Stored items
--------------------------------
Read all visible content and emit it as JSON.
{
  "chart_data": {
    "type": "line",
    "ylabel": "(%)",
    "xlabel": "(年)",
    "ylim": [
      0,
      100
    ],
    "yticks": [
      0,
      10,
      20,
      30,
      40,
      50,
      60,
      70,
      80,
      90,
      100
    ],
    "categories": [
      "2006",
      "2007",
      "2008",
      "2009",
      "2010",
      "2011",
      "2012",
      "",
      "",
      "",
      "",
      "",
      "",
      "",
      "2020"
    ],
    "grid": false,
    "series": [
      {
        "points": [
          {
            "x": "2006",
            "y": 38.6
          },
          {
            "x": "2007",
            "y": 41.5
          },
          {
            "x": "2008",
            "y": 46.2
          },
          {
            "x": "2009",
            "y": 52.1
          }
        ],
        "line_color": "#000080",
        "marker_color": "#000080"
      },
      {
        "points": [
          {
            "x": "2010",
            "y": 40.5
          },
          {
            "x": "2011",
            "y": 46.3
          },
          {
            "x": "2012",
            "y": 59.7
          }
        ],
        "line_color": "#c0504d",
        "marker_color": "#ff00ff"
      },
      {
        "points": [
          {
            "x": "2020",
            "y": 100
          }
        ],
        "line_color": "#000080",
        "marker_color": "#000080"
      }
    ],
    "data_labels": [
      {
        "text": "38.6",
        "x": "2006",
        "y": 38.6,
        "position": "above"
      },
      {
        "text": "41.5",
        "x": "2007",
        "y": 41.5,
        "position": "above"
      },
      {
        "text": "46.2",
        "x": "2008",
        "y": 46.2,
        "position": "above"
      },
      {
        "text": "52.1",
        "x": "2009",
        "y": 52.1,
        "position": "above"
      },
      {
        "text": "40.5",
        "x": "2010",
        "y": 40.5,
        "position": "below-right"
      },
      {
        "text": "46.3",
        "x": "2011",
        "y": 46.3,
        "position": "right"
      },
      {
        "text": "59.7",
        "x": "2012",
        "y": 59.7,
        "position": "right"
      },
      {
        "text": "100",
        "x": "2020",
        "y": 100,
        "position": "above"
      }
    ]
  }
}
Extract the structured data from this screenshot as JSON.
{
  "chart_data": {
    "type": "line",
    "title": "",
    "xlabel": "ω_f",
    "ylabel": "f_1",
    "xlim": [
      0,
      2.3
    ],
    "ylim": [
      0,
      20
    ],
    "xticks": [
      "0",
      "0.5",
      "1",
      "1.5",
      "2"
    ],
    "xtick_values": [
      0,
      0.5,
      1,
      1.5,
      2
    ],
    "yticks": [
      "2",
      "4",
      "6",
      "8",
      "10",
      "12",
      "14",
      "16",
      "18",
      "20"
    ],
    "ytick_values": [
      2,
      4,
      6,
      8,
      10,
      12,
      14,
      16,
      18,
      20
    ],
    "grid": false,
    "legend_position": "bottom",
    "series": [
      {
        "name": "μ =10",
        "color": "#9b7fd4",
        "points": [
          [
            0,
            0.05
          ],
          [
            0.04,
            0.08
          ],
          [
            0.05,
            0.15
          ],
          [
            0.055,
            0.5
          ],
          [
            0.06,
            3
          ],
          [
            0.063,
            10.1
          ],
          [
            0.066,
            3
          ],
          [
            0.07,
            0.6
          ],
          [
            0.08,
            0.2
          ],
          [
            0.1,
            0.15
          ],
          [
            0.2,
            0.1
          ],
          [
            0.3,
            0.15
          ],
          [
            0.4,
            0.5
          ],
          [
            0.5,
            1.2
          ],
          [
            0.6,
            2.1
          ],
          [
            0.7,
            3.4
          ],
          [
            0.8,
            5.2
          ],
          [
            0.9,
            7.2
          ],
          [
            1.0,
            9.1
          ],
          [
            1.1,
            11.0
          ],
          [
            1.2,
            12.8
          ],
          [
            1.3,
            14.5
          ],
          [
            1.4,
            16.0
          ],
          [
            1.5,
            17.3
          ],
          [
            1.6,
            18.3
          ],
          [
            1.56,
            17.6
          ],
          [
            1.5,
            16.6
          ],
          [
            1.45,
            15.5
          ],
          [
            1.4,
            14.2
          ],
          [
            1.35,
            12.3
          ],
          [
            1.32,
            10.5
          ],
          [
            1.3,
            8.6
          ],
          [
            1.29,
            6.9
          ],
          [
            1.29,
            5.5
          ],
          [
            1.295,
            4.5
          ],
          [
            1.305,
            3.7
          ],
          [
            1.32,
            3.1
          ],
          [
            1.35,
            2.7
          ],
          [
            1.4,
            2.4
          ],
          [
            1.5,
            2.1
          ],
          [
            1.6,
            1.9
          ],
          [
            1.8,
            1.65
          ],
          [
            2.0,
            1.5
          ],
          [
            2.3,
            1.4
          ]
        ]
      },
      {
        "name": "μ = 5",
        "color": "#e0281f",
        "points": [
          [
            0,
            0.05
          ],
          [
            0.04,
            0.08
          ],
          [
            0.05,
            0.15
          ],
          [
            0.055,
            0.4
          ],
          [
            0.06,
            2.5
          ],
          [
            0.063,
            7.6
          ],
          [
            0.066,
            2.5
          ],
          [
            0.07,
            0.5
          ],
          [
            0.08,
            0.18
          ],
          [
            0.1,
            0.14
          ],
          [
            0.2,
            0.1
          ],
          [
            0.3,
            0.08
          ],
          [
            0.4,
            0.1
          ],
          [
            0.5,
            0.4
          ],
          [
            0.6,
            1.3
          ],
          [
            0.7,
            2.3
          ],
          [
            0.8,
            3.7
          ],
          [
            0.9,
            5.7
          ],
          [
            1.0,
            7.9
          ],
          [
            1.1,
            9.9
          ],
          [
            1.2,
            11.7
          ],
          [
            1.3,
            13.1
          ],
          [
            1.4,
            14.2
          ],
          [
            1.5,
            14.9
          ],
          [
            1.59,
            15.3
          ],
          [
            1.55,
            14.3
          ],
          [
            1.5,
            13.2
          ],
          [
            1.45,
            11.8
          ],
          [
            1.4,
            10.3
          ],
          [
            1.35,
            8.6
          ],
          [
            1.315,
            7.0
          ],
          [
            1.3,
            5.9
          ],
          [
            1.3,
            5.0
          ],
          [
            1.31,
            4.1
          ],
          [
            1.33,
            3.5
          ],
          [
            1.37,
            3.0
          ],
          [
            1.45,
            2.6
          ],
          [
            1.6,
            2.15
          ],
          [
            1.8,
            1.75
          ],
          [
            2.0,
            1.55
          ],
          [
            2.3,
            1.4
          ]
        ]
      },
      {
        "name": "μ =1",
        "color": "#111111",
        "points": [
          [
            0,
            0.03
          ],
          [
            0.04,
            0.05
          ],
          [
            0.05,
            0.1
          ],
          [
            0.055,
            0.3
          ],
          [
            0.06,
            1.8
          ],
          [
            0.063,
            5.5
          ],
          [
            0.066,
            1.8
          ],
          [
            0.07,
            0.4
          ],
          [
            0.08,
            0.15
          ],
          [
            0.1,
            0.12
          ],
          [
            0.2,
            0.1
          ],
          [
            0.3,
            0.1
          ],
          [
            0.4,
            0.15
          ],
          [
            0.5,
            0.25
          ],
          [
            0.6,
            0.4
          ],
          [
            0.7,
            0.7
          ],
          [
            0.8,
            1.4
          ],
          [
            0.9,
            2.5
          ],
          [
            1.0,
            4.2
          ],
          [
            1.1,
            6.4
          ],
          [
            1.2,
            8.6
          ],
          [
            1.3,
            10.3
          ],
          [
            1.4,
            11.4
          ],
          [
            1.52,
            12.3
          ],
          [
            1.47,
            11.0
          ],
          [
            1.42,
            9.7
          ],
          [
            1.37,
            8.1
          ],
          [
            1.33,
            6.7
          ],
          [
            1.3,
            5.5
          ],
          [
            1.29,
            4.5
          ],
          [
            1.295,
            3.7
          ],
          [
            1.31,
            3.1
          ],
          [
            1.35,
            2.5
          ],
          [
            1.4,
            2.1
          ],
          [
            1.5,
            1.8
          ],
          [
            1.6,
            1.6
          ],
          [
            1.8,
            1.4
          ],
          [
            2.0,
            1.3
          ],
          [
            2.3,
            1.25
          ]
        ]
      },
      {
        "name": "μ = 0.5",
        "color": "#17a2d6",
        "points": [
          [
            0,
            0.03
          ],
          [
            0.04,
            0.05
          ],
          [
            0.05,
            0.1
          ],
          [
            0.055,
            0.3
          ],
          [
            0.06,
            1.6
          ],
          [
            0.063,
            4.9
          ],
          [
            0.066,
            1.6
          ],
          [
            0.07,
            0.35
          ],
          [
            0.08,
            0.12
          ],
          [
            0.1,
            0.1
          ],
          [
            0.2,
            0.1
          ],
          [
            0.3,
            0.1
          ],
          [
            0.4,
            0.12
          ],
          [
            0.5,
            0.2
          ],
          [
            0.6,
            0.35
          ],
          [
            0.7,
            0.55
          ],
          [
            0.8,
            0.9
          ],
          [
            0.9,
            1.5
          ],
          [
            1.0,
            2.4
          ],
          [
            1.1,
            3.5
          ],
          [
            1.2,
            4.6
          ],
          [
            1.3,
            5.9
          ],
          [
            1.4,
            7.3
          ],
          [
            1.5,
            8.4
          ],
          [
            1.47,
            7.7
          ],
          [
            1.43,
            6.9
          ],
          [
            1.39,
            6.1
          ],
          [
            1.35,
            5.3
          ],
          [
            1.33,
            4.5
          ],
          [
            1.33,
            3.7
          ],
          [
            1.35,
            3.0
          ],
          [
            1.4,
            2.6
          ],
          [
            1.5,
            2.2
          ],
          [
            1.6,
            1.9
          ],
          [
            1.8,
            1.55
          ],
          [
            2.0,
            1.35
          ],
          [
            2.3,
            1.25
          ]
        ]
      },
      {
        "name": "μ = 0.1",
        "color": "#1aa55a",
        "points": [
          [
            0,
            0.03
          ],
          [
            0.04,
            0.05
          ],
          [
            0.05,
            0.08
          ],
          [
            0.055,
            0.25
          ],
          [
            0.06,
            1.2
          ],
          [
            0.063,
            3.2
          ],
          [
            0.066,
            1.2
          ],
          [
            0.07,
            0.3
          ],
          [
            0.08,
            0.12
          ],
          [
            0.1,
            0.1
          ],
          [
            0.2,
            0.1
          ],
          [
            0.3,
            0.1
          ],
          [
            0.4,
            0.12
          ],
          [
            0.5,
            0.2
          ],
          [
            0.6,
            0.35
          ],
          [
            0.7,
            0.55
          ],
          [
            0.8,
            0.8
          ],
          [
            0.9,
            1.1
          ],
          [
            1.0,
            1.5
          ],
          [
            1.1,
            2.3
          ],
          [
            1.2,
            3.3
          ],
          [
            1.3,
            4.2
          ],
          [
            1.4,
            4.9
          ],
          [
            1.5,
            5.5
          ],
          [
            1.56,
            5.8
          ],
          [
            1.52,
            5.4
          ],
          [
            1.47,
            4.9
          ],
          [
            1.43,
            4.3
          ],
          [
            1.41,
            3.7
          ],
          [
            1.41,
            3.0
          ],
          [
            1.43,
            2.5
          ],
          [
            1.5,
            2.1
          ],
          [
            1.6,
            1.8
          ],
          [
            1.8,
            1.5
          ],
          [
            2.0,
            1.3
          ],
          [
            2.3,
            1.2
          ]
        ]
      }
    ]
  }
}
--------------------------------
▶ [REQUIRED WORK] For each line above that contains the word "text", copy that line.

▶ [COMPLETE OUTPUT]
        "text": "38.6",
        "text": "41.5",
        "text": "46.2",
        "text": "52.1",
        "text": "40.5",
        "text": "46.3",
        "text": "59.7",
        "text": "100",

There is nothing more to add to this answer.